Brief:
Beneath this task is a listing. State how many of its lines include the string "brouillés", giving nothing but the number.

Extracted information:
--- begin ---

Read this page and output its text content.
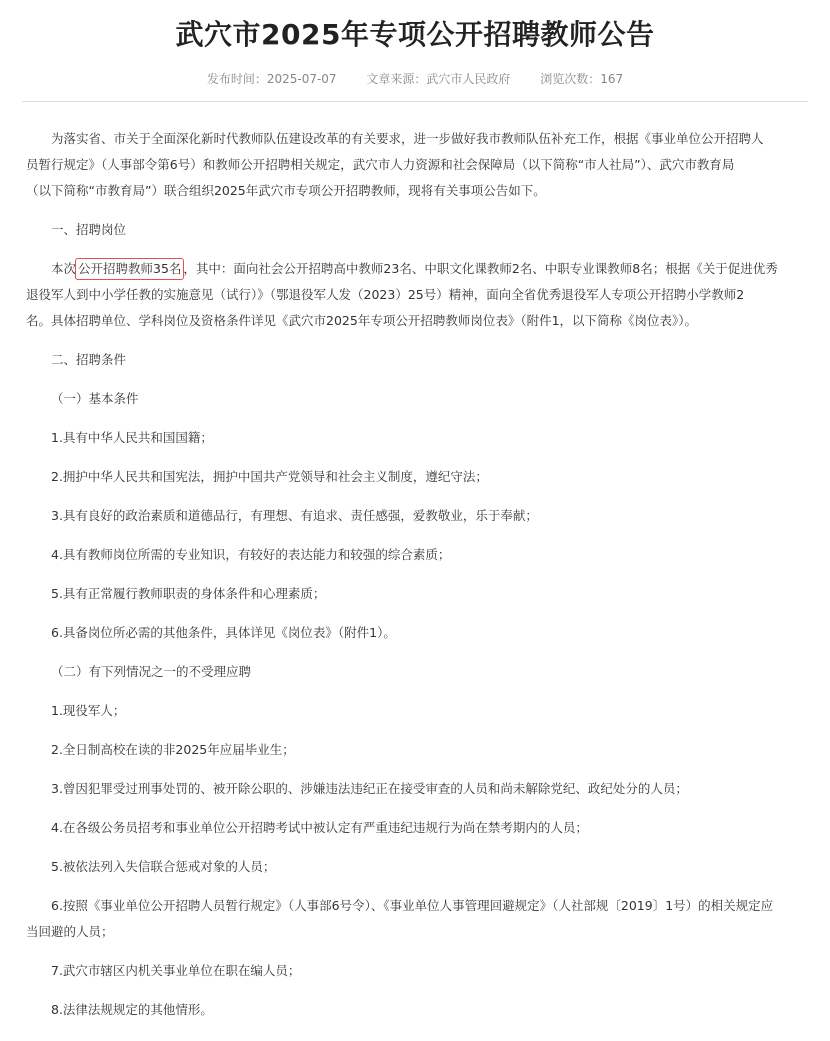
武穴市2025年专项公开招聘教师公告
发布时间：2025-07-07 文章来源：武穴市人民政府 浏览次数：167
为落实省、市关于全面深化新时代教师队伍建设改革的有关要求，进一步做好我市教师队伍补充工作，根据《事业单位公开招聘人
员暂行规定》（人事部令第6号）和教师公开招聘相关规定，武穴市人力资源和社会保障局（以下简称“市人社局”）、武穴市教育局
（以下简称“市教育局”）联合组织2025年武穴市专项公开招聘教师，现将有关事项公告如下。
一、招聘岗位
本次 公开招聘教师35名 ，其中：面向社会公开招聘高中教师23名、中职文化课教师2名、中职专业课教师8名；根据《关于促进优秀
退役军人到中小学任教的实施意见（试行）》（鄂退役军人发（2023）25号）精神，面向全省优秀退役军人专项公开招聘小学教师2
名。具体招聘单位、学科岗位及资格条件详见《武穴市2025年专项公开招聘教师岗位表》（附件1，以下简称《岗位表》）。
二、招聘条件
（一）基本条件
1.具有中华人民共和国国籍；
2.拥护中华人民共和国宪法，拥护中国共产党领导和社会主义制度，遵纪守法；
3.具有良好的政治素质和道德品行，有理想、有追求、责任感强，爱教敬业，乐于奉献；
4.具有教师岗位所需的专业知识，有较好的表达能力和较强的综合素质；
5.具有正常履行教师职责的身体条件和心理素质；
6.具备岗位所必需的其他条件，具体详见《岗位表》（附件1）。
（二）有下列情况之一的不受理应聘
1.现役军人；
2.全日制高校在读的非2025年应届毕业生；
3.曾因犯罪受过刑事处罚的、被开除公职的、涉嫌违法违纪正在接受审查的人员和尚未解除党纪、政纪处分的人员；
4.在各级公务员招考和事业单位公开招聘考试中被认定有严重违纪违规行为尚在禁考期内的人员；
5.被依法列入失信联合惩戒对象的人员；
6.按照《事业单位公开招聘人员暂行规定》（人事部6号令）、《事业单位人事管理回避规定》（人社部规〔2019〕1号）的相关规定应
当回避的人员；
7.武穴市辖区内机关事业单位在职在编人员；
8.法律法规规定的其他情形。
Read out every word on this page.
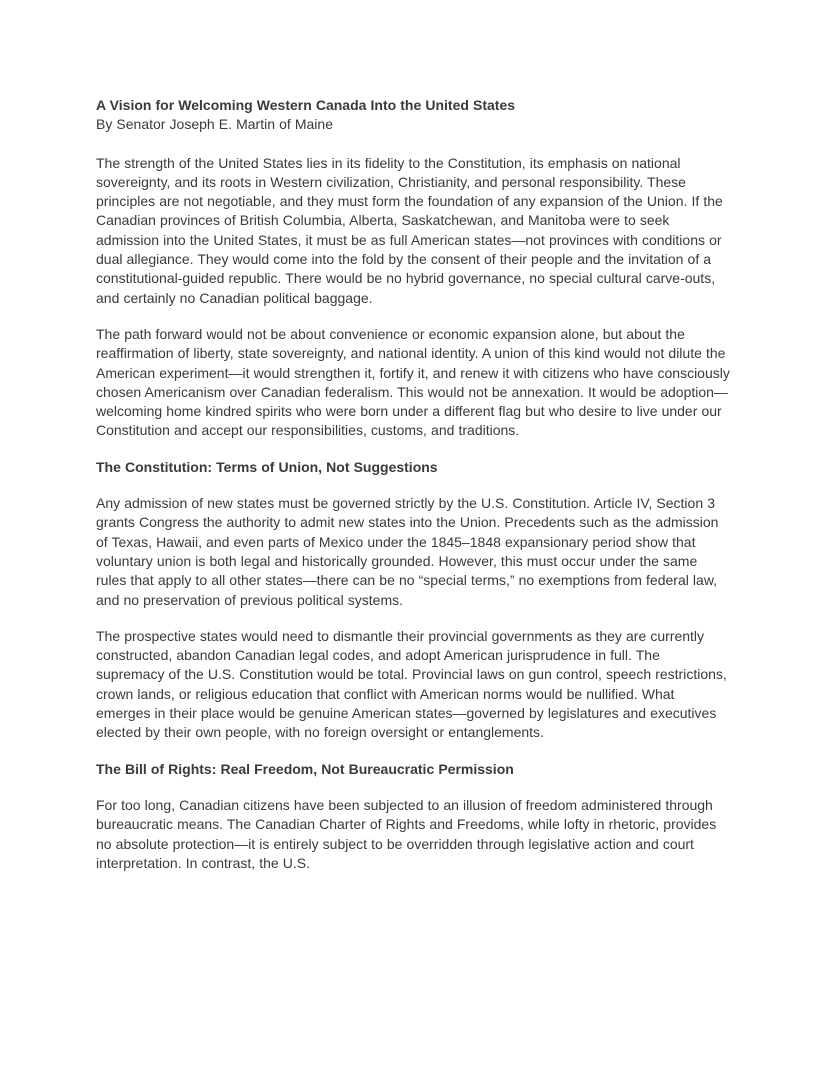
A Vision for Welcoming Western Canada Into the United States

By Senator Joseph E. Martin of Maine

The strength of the United States lies in its fidelity to the Constitution, its emphasis on national sovereignty, and its roots in Western civilization, Christianity, and personal responsibility. These principles are not negotiable, and they must form the foundation of any expansion of the Union. If the Canadian provinces of British Columbia, Alberta, Saskatchewan, and Manitoba were to seek admission into the United States, it must be as full American states—not provinces with conditions or dual allegiance. They would come into the fold by the consent of their people and the invitation of a constitutional-guided republic. There would be no hybrid governance, no special cultural carve-outs, and certainly no Canadian political baggage.

The path forward would not be about convenience or economic expansion alone, but about the reaffirmation of liberty, state sovereignty, and national identity. A union of this kind would not dilute the American experiment—it would strengthen it, fortify it, and renew it with citizens who have consciously chosen Americanism over Canadian federalism. This would not be annexation. It would be adoption—welcoming home kindred spirits who were born under a different flag but who desire to live under our Constitution and accept our responsibilities, customs, and traditions.

The Constitution: Terms of Union, Not Suggestions

Any admission of new states must be governed strictly by the U.S. Constitution. Article IV, Section 3 grants Congress the authority to admit new states into the Union. Precedents such as the admission of Texas, Hawaii, and even parts of Mexico under the 1845–1848 expansionary period show that voluntary union is both legal and historically grounded. However, this must occur under the same rules that apply to all other states—there can be no “special terms,” no exemptions from federal law, and no preservation of previous political systems.

The prospective states would need to dismantle their provincial governments as they are currently constructed, abandon Canadian legal codes, and adopt American jurisprudence in full. The supremacy of the U.S. Constitution would be total. Provincial laws on gun control, speech restrictions, crown lands, or religious education that conflict with American norms would be nullified. What emerges in their place would be genuine American states—governed by legislatures and executives elected by their own people, with no foreign oversight or entanglements.

The Bill of Rights: Real Freedom, Not Bureaucratic Permission

For too long, Canadian citizens have been subjected to an illusion of freedom administered through bureaucratic means. The Canadian Charter of Rights and Freedoms, while lofty in rhetoric, provides no absolute protection—it is entirely subject to be overridden through legislative action and court interpretation. In contrast, the U.S.
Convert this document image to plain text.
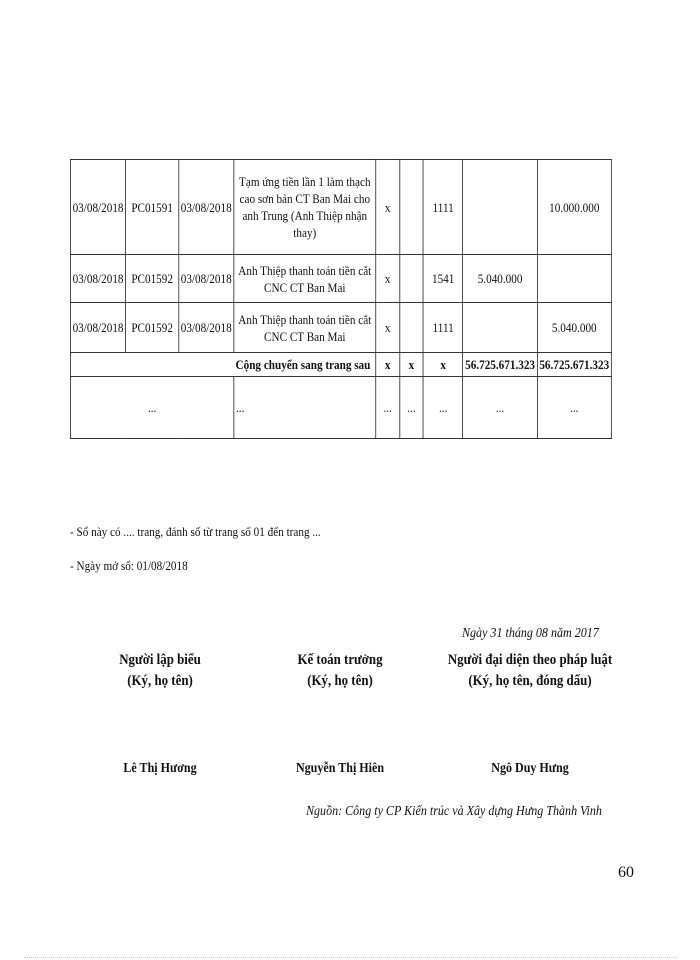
03/08/2018	PC01591	03/08/2018	Tạm ứng tiền lần 1 làm thạch cao sơn bản CT Ban Mai cho anh Trung (Anh Thiệp nhận thay)	x		1111		10.000.000
03/08/2018	PC01592	03/08/2018	Anh Thiệp thanh toán tiền cắt CNC CT Ban Mai	x		1541	5.040.000	
03/08/2018	PC01592	03/08/2018	Anh Thiệp thanh toán tiền cắt CNC CT Ban Mai	x		1111		5.040.000
			Cộng chuyển sang trang sau	x	x	x	56.725.671.323	56.725.671.323
...			...	...	...	...	...	...
- Sổ này có .... trang, đánh số từ trang số 01 đến trang ...
- Ngày mở sổ: 01/08/2018
Ngày 31 tháng 08 năm 2017
Người lập biểu
(Ký, họ tên)
Kế toán trưởng
(Ký, họ tên)
Người đại diện theo pháp luật
(Ký, họ tên, đóng dấu)
Lê Thị Hương	Nguyễn Thị Hiên	Ngô Duy Hưng
Nguồn: Công ty CP Kiến trúc và Xây dựng Hưng Thành Vinh
60
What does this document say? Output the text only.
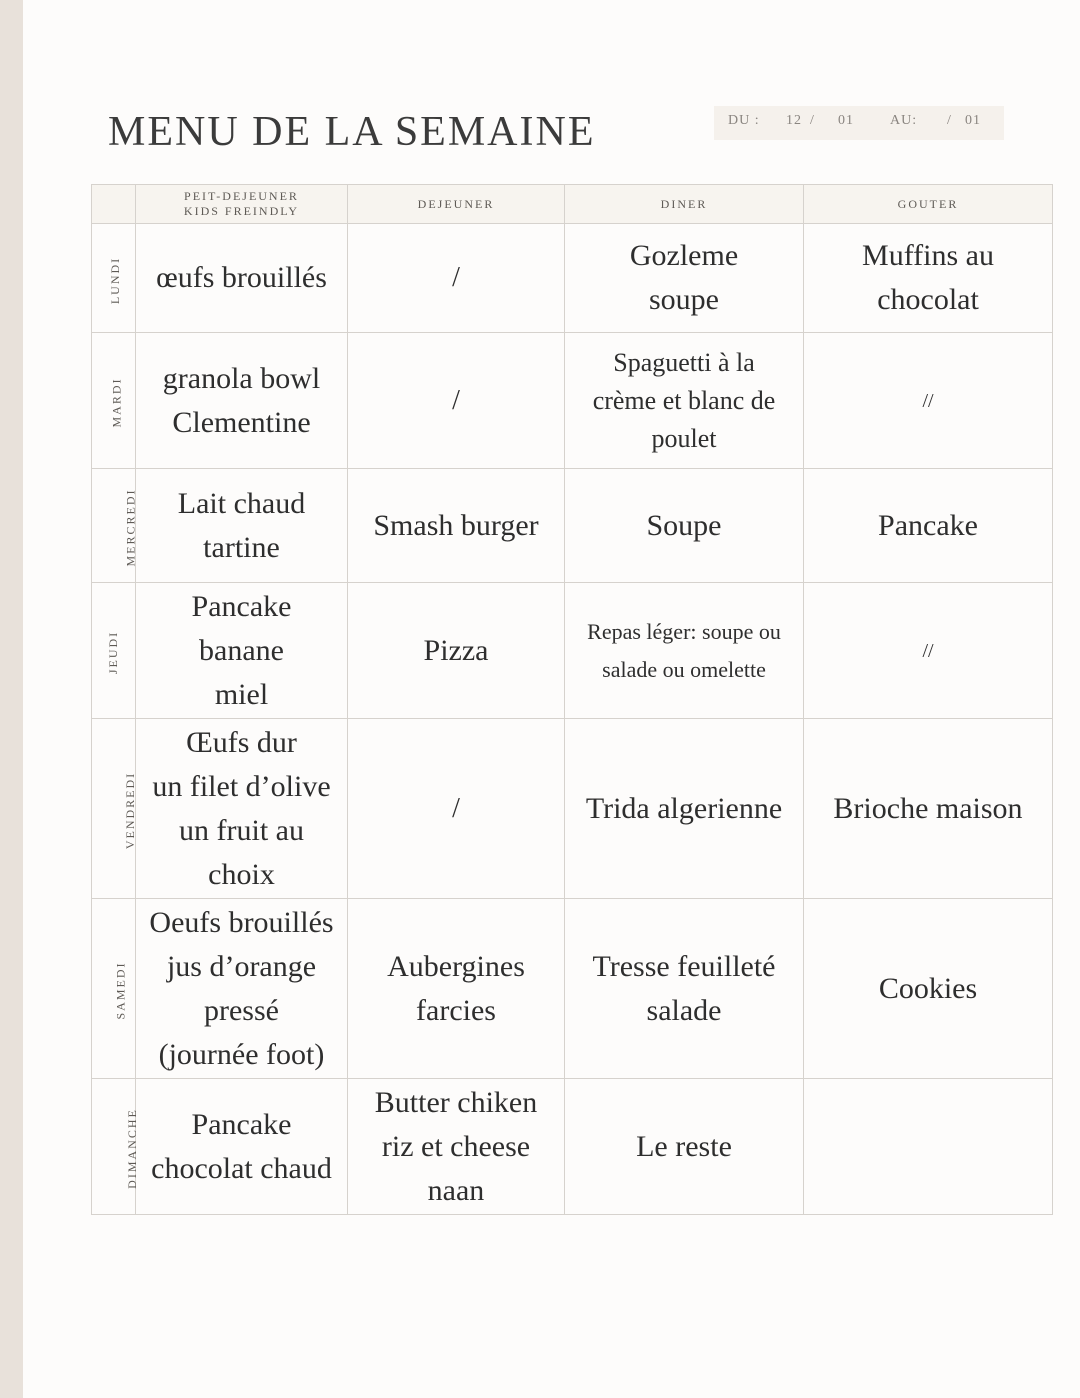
MENU DE LA SEMAINE	DU : 12 / 01	AU: / 01
	PEIT-DEJEUNER
KIDS FREINDLY	DEJEUNER	DINER	GOUTER
LUNDI	œufs brouillés	/	Gozleme
soupe	Muffins au
chocolat

MARDI	granola bowl
Clementine	/	Spaguetti à la
crème et blanc de
poulet	//

MERCREDI	Lait chaud
tartine	Smash burger	Soupe	Pancake

JEUDI	Pancake
banane
miel	Pizza	Repas léger: soupe ou
salade ou omelette	//

VENDREDI	Œufs dur
un filet d’olive
un fruit au
choix	/	Trida algerienne	Brioche maison

SAMEDI	Oeufs brouillés
jus d’orange
pressé
(journée foot)	Aubergines
farcies	Tresse feuilleté
salade	Cookies

DIMANCHE	Pancake
chocolat chaud	Butter chiken
riz et cheese
naan	Le reste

--- end ---

The solution:
2